Aim of the task:
Can you print every record below exactly as written?

Data for the task:
· · · · ·
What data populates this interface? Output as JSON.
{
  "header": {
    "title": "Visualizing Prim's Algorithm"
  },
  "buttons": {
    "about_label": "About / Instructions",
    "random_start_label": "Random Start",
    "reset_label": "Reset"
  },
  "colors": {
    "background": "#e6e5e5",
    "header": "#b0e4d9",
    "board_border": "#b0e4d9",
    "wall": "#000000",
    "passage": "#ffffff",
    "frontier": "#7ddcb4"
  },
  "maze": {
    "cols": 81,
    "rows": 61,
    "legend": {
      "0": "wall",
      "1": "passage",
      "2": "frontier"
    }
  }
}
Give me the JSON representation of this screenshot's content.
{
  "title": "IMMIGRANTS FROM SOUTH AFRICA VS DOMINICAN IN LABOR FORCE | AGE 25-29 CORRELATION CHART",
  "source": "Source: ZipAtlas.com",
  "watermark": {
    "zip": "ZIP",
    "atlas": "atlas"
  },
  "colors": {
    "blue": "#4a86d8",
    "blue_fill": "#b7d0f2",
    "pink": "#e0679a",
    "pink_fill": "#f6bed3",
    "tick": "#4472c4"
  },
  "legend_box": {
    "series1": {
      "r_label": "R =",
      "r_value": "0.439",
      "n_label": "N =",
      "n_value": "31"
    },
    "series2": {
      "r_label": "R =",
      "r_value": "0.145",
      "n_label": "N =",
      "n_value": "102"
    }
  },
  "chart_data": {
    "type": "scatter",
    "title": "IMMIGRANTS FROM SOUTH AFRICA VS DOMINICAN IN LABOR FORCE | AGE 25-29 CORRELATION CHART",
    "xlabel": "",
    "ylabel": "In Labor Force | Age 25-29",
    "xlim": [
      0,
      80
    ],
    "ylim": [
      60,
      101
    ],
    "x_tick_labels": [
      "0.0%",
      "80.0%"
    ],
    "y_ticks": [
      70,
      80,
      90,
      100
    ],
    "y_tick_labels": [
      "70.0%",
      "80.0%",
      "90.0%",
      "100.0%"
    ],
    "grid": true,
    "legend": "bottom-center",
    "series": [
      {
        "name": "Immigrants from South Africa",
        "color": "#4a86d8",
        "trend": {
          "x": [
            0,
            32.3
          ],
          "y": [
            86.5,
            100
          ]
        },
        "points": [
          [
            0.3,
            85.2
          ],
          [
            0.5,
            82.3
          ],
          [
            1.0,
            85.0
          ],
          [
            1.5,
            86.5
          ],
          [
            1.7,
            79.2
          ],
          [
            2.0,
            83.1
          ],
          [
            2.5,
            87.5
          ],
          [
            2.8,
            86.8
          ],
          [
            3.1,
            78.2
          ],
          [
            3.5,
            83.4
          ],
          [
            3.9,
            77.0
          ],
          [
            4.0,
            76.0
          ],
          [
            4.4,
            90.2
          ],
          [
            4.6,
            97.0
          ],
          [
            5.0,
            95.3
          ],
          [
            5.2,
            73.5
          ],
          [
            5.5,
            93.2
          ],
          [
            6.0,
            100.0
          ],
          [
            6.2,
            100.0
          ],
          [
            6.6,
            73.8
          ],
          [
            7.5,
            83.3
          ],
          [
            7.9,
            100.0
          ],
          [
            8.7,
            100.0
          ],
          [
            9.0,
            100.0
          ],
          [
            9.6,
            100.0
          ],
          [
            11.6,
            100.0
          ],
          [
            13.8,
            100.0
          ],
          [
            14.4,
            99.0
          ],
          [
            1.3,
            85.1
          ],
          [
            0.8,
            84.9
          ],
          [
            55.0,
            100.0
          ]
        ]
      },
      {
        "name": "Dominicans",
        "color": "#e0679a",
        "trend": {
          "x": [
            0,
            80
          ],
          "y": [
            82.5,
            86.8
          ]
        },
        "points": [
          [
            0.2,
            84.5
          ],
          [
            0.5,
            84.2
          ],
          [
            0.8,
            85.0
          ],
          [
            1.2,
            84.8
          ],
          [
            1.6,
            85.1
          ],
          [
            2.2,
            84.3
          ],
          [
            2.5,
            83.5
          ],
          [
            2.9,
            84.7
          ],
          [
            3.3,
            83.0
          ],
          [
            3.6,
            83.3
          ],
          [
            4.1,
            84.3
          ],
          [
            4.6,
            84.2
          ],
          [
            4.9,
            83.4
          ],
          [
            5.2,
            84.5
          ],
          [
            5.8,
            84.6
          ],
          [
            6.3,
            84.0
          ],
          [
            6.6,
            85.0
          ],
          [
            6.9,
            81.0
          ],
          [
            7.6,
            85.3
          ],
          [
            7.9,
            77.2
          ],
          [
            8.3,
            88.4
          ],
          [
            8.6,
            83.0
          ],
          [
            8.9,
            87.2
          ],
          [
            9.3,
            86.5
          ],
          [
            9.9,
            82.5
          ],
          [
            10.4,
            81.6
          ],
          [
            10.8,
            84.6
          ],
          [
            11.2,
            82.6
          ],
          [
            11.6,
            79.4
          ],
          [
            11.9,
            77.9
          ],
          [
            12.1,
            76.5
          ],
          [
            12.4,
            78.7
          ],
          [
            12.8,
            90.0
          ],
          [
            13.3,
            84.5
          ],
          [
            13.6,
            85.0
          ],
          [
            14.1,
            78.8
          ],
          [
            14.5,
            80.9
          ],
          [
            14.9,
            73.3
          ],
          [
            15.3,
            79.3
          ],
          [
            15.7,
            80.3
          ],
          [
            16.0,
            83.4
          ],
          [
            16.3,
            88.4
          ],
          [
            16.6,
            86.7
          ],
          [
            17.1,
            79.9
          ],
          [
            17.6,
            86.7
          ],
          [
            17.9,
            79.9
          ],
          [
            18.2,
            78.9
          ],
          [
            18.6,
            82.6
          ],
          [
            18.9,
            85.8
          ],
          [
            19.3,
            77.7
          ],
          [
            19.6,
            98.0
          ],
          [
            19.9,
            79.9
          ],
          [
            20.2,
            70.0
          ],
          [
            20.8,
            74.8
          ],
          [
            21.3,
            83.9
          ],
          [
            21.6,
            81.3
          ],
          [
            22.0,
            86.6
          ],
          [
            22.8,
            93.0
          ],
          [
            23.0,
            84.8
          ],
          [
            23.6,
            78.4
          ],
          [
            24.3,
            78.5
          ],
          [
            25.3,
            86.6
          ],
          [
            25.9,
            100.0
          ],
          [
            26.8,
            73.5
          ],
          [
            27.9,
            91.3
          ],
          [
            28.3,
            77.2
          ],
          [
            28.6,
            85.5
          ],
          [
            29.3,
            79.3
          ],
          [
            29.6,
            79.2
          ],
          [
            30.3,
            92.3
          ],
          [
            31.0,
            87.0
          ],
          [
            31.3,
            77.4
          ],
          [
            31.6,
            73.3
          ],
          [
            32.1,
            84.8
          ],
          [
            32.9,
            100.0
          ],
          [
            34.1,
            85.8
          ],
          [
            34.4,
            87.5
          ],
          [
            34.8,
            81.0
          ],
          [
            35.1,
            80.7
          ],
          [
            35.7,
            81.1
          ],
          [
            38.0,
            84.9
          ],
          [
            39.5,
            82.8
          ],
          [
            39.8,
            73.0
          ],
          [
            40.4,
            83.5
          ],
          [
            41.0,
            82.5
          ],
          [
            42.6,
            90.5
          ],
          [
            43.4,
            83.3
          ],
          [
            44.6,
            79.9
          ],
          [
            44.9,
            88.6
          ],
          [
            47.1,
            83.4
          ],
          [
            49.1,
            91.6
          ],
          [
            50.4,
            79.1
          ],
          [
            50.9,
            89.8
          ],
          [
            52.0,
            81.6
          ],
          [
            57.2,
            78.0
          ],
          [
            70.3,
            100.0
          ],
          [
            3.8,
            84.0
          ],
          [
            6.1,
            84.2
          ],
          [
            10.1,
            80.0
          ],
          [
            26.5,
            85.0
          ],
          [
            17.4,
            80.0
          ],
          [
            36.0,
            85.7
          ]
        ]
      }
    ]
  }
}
· · · · ·
Task output:
What data populates this interface? Output as JSON.
{
  "header": {
    "title": "Visualizing Prim's Algorithm"
  },
  "buttons": {
    "about_label": "About / Instructions",
    "random_start_label": "Random Start",
    "reset_label": "Reset"
  },
  "colors": {
    "background": "#e6e5e5",
    "header": "#b0e4d9",
    "board_border": "#b0e4d9",
    "wall": "#000000",
    "passage": "#ffffff",
    "frontier": "#7ddcb4"
  },
  "maze": {
    "cols": 81,
    "rows": 61,
    "legend": {
      "0": "wall",
      "1": "passage",
      "2": "frontier"
    }
  }
}
Give me the JSON representation of this screenshot's content.
{
  "title": "IMMIGRANTS FROM SOUTH AFRICA VS DOMINICAN IN LABOR FORCE | AGE 25-29 CORRELATION CHART",
  "source": "Source: ZipAtlas.com",
  "watermark": {
    "zip": "ZIP",
    "atlas": "atlas"
  },
  "colors": {
    "blue": "#4a86d8",
    "blue_fill": "#b7d0f2",
    "pink": "#e0679a",
    "pink_fill": "#f6bed3",
    "tick": "#4472c4"
  },
  "legend_box": {
    "series1": {
      "r_label": "R =",
      "r_value": "0.439",
      "n_label": "N =",
      "n_value": "31"
    },
    "series2": {
      "r_label": "R =",
      "r_value": "0.145",
      "n_label": "N =",
      "n_value": "102"
    }
  },
  "chart_data": {
    "type": "scatter",
    "title": "IMMIGRANTS FROM SOUTH AFRICA VS DOMINICAN IN LABOR FORCE | AGE 25-29 CORRELATION CHART",
    "xlabel": "",
    "ylabel": "In Labor Force | Age 25-29",
    "xlim": [
      0,
      80
    ],
    "ylim": [
      60,
      101
    ],
    "x_tick_labels": [
      "0.0%",
      "80.0%"
    ],
    "y_ticks": [
      70,
      80,
      90,
      100
    ],
    "y_tick_labels": [
      "70.0%",
      "80.0%",
      "90.0%",
      "100.0%"
    ],
    "grid": true,
    "legend": "bottom-center",
    "series": [
      {
        "name": "Immigrants from South Africa",
        "color": "#4a86d8",
        "trend": {
          "x": [
            0,
            32.3
          ],
          "y": [
            86.5,
            100
          ]
        },
        "points": [
          [
            0.3,
            85.2
          ],
          [
            0.5,
            82.3
          ],
          [
            1.0,
            85.0
          ],
          [
            1.5,
            86.5
          ],
          [
            1.7,
            79.2
          ],
          [
            2.0,
            83.1
          ],
          [
            2.5,
            87.5
          ],
          [
            2.8,
            86.8
          ],
          [
            3.1,
            78.2
          ],
          [
            3.5,
            83.4
          ],
          [
            3.9,
            77.0
          ],
          [
            4.0,
            76.0
          ],
          [
            4.4,
            90.2
          ],
          [
            4.6,
            97.0
          ],
          [
            5.0,
            95.3
          ],
          [
            5.2,
            73.5
          ],
          [
            5.5,
            93.2
          ],
          [
            6.0,
            100.0
          ],
          [
            6.2,
            100.0
          ],
          [
            6.6,
            73.8
          ],
          [
            7.5,
            83.3
          ],
          [
            7.9,
            100.0
          ],
          [
            8.7,
            100.0
          ],
          [
            9.0,
            100.0
          ],
          [
            9.6,
            100.0
          ],
          [
            11.6,
            100.0
          ],
          [
            13.8,
            100.0
          ],
          [
            14.4,
            99.0
          ],
          [
            1.3,
            85.1
          ],
          [
            0.8,
            84.9
          ],
          [
            55.0,
            100.0
          ]
        ]
      },
      {
        "name": "Dominicans",
        "color": "#e0679a",
        "trend": {
          "x": [
            0,
            80
          ],
          "y": [
            82.5,
            86.8
          ]
        },
        "points": [
          [
            0.2,
            84.5
          ],
          [
            0.5,
            84.2
          ],
          [
            0.8,
            85.0
          ],
          [
            1.2,
            84.8
          ],
          [
            1.6,
            85.1
          ],
          [
            2.2,
            84.3
          ],
          [
            2.5,
            83.5
          ],
          [
            2.9,
            84.7
          ],
          [
            3.3,
            83.0
          ],
          [
            3.6,
            83.3
          ],
          [
            4.1,
            84.3
          ],
          [
            4.6,
            84.2
          ],
          [
            4.9,
            83.4
          ],
          [
            5.2,
            84.5
          ],
          [
            5.8,
            84.6
          ],
          [
            6.3,
            84.0
          ],
          [
            6.6,
            85.0
          ],
          [
            6.9,
            81.0
          ],
          [
            7.6,
            85.3
          ],
          [
            7.9,
            77.2
          ],
          [
            8.3,
            88.4
          ],
          [
            8.6,
            83.0
          ],
          [
            8.9,
            87.2
          ],
          [
            9.3,
            86.5
          ],
          [
            9.9,
            82.5
          ],
          [
            10.4,
            81.6
          ],
          [
            10.8,
            84.6
          ],
          [
            11.2,
            82.6
          ],
          [
            11.6,
            79.4
          ],
          [
            11.9,
            77.9
          ],
          [
            12.1,
            76.5
          ],
          [
            12.4,
            78.7
          ],
          [
            12.8,
            90.0
          ],
          [
            13.3,
            84.5
          ],
          [
            13.6,
            85.0
          ],
          [
            14.1,
            78.8
          ],
          [
            14.5,
            80.9
          ],
          [
            14.9,
            73.3
          ],
          [
            15.3,
            79.3
          ],
          [
            15.7,
            80.3
          ],
          [
            16.0,
            83.4
          ],
          [
            16.3,
            88.4
          ],
          [
            16.6,
            86.7
          ],
          [
            17.1,
            79.9
          ],
          [
            17.6,
            86.7
          ],
          [
            17.9,
            79.9
          ],
          [
            18.2,
            78.9
          ],
          [
            18.6,
            82.6
          ],
          [
            18.9,
            85.8
          ],
          [
            19.3,
            77.7
          ],
          [
            19.6,
            98.0
          ],
          [
            19.9,
            79.9
          ],
          [
            20.2,
            70.0
          ],
          [
            20.8,
            74.8
          ],
          [
            21.3,
            83.9
          ],
          [
            21.6,
            81.3
          ],
          [
            22.0,
            86.6
          ],
          [
            22.8,
            93.0
          ],
          [
            23.0,
            84.8
          ],
          [
            23.6,
            78.4
          ],
          [
            24.3,
            78.5
          ],
          [
            25.3,
            86.6
          ],
          [
            25.9,
            100.0
          ],
          [
            26.8,
            73.5
          ],
          [
            27.9,
            91.3
          ],
          [
            28.3,
            77.2
          ],
          [
            28.6,
            85.5
          ],
          [
            29.3,
            79.3
          ],
          [
            29.6,
            79.2
          ],
          [
            30.3,
            92.3
          ],
          [
            31.0,
            87.0
          ],
          [
            31.3,
            77.4
          ],
          [
            31.6,
            73.3
          ],
          [
            32.1,
            84.8
          ],
          [
            32.9,
            100.0
          ],
          [
            34.1,
            85.8
          ],
          [
            34.4,
            87.5
          ],
          [
            34.8,
            81.0
          ],
          [
            35.1,
            80.7
          ],
          [
            35.7,
            81.1
          ],
          [
            38.0,
            84.9
          ],
          [
            39.5,
            82.8
          ],
          [
            39.8,
            73.0
          ],
          [
            40.4,
            83.5
          ],
          [
            41.0,
            82.5
          ],
          [
            42.6,
            90.5
          ],
          [
            43.4,
            83.3
          ],
          [
            44.6,
            79.9
          ],
          [
            44.9,
            88.6
          ],
          [
            47.1,
            83.4
          ],
          [
            49.1,
            91.6
          ],
          [
            50.4,
            79.1
          ],
          [
            50.9,
            89.8
          ],
          [
            52.0,
            81.6
          ],
          [
            57.2,
            78.0
          ],
          [
            70.3,
            100.0
          ],
          [
            3.8,
            84.0
          ],
          [
            6.1,
            84.2
          ],
          [
            10.1,
            80.0
          ],
          [
            26.5,
            85.0
          ],
          [
            17.4,
            80.0
          ],
          [
            36.0,
            85.7
          ]
        ]
      }
    ]
  }
}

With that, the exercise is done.